Problem description →
Which lines in the records below contain the word "name"? Copy each of them.

Material for this task →
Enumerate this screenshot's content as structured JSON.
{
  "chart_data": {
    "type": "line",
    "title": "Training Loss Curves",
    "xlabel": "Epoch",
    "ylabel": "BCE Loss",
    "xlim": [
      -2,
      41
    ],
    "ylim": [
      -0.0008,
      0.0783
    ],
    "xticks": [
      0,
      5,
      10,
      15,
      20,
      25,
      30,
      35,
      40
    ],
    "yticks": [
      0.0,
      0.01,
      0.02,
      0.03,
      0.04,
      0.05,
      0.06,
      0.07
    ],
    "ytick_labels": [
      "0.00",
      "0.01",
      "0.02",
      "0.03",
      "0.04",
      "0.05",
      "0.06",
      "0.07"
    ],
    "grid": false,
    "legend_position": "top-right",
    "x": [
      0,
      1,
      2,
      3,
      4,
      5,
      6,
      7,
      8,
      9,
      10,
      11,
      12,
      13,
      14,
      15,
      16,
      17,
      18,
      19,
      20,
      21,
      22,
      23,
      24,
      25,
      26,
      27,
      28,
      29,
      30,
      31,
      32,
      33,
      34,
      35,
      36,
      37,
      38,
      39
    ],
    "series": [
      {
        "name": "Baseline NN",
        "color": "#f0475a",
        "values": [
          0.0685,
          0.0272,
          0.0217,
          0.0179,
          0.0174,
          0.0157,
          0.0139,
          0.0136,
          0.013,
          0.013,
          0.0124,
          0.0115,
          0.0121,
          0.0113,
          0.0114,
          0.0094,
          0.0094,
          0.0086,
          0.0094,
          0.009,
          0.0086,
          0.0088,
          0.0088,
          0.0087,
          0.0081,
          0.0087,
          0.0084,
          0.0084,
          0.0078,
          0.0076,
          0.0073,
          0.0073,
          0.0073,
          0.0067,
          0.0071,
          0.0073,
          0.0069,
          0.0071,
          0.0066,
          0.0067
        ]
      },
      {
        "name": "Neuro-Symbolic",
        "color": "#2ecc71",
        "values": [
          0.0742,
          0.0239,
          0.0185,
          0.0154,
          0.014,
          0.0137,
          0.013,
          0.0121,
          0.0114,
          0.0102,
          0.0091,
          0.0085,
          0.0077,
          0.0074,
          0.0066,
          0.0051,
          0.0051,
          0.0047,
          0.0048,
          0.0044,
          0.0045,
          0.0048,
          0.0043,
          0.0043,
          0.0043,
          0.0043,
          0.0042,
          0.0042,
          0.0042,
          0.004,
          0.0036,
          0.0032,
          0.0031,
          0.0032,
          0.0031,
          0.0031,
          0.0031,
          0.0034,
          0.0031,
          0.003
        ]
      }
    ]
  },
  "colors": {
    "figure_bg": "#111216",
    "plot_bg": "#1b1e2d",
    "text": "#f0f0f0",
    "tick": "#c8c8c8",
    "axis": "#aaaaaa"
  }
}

Answer for the task →
        "name": "Baseline NN",
        "name": "Neuro-Symbolic",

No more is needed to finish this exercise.